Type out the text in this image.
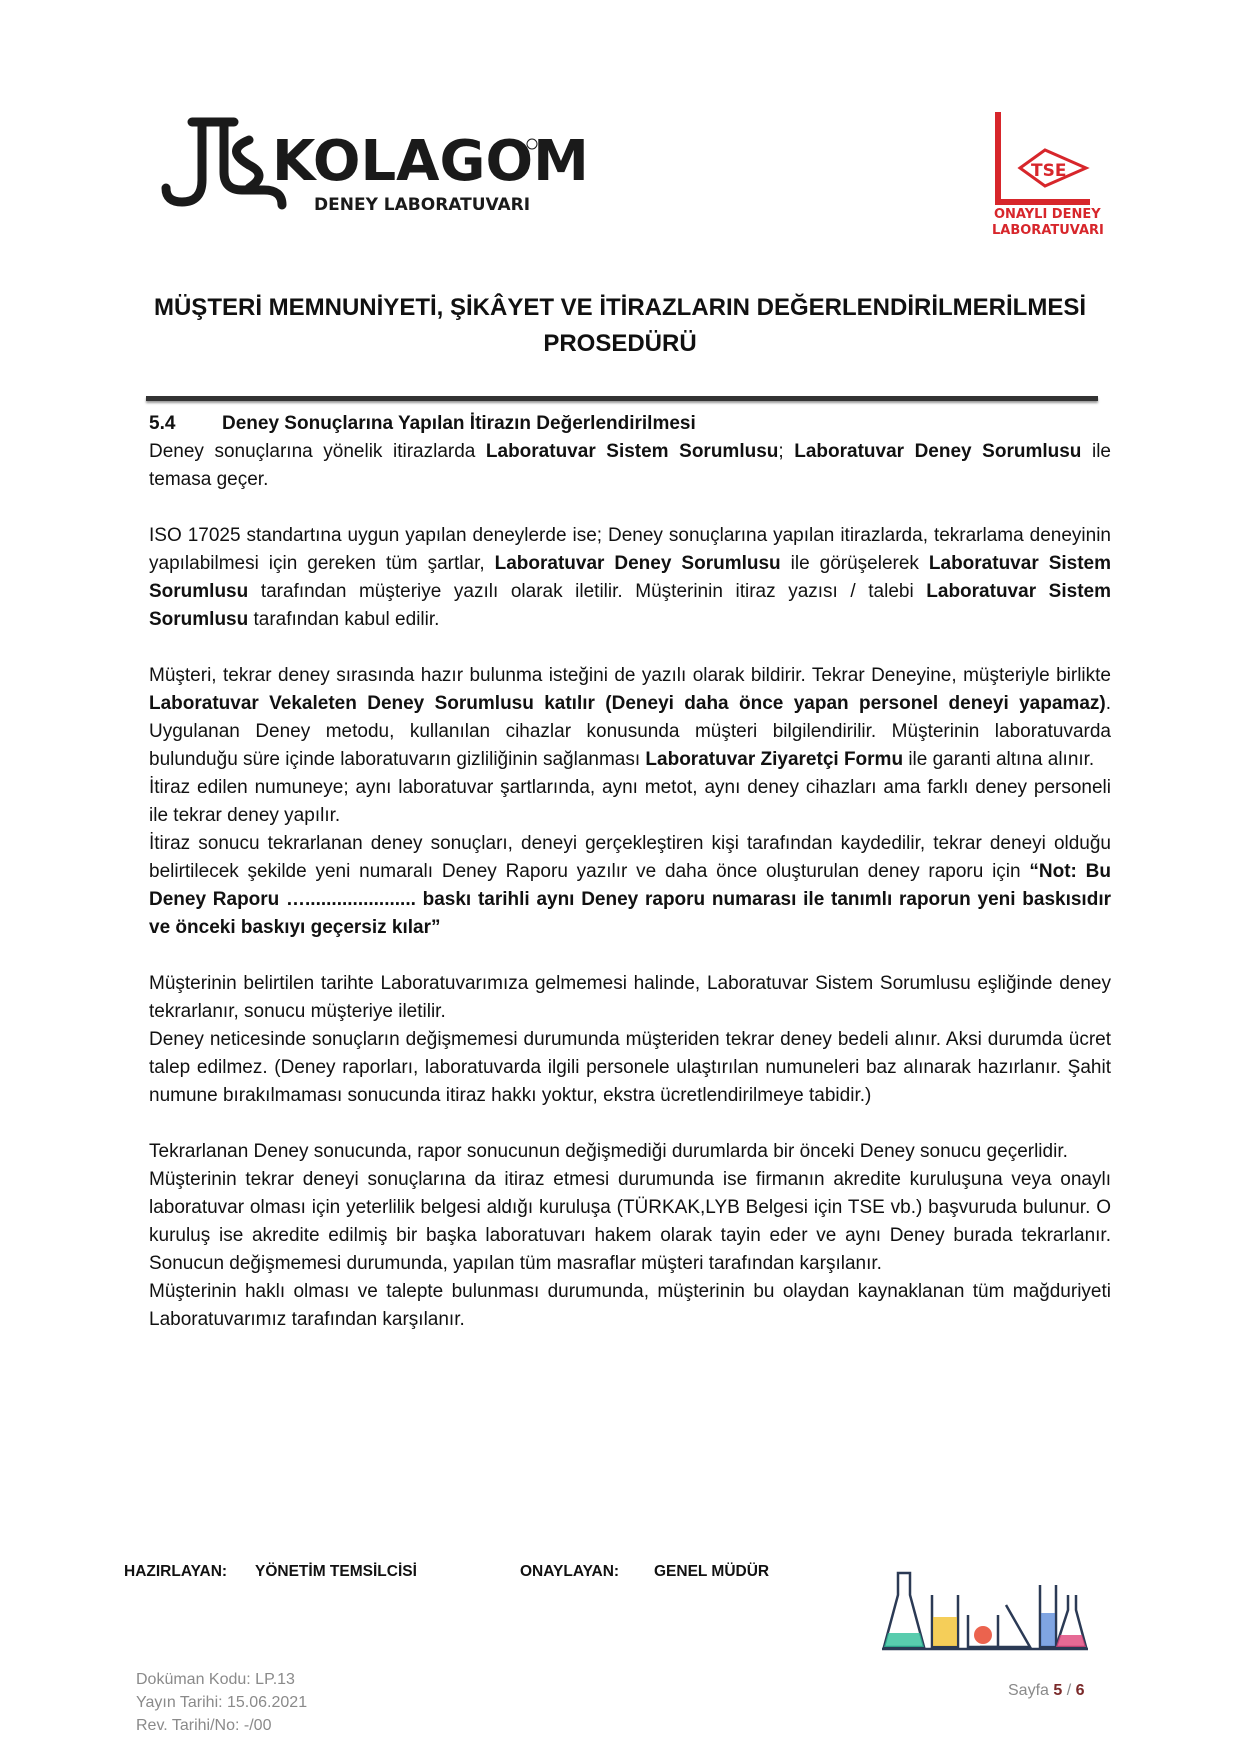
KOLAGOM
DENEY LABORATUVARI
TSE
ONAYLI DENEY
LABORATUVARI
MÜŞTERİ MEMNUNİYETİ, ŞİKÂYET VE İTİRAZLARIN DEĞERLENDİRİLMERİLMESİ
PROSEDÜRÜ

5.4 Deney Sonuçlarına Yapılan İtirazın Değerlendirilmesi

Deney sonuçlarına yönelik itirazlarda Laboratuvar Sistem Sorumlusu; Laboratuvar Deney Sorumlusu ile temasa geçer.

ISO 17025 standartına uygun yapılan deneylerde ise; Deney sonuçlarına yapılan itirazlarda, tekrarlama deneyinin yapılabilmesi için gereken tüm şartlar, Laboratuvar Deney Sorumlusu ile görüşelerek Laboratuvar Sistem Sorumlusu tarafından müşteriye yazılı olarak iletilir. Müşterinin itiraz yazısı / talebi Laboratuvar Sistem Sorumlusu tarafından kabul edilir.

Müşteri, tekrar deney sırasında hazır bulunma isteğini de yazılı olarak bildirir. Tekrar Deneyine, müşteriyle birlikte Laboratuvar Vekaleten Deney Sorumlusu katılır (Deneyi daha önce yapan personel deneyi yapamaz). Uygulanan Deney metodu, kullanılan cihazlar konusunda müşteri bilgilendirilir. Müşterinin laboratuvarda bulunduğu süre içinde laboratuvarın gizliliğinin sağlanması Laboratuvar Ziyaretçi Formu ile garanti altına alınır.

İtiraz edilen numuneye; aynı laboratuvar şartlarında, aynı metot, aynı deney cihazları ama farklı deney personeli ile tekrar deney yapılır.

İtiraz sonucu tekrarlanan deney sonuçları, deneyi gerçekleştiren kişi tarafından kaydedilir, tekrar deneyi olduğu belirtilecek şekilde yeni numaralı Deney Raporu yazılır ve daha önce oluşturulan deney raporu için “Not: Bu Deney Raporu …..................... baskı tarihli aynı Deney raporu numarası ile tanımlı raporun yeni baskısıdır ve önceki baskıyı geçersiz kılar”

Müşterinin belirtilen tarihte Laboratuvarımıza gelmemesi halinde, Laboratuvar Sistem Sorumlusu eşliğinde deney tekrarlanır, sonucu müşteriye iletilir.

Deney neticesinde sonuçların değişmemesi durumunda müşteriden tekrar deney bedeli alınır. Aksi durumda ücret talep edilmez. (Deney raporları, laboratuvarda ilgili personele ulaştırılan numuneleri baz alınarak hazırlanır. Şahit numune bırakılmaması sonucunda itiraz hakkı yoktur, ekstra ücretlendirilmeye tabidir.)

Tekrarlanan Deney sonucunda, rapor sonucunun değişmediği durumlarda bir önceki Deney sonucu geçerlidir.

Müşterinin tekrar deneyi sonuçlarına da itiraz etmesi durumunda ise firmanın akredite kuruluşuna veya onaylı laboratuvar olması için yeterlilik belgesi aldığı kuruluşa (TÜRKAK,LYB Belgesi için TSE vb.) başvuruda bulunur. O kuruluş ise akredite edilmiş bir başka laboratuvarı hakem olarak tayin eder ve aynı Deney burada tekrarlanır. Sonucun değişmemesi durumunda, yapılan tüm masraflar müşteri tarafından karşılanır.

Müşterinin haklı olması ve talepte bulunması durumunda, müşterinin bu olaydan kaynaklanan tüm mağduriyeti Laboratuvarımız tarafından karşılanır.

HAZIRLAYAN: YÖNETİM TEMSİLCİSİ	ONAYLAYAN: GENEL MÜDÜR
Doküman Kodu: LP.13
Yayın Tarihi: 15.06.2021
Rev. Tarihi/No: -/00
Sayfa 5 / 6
___
PROBLEM TO SOLVE »
Lines containing the word "daha" are to be counted in the listing; state their number alone.

ANSWER FOR THIS EXERCISE »
2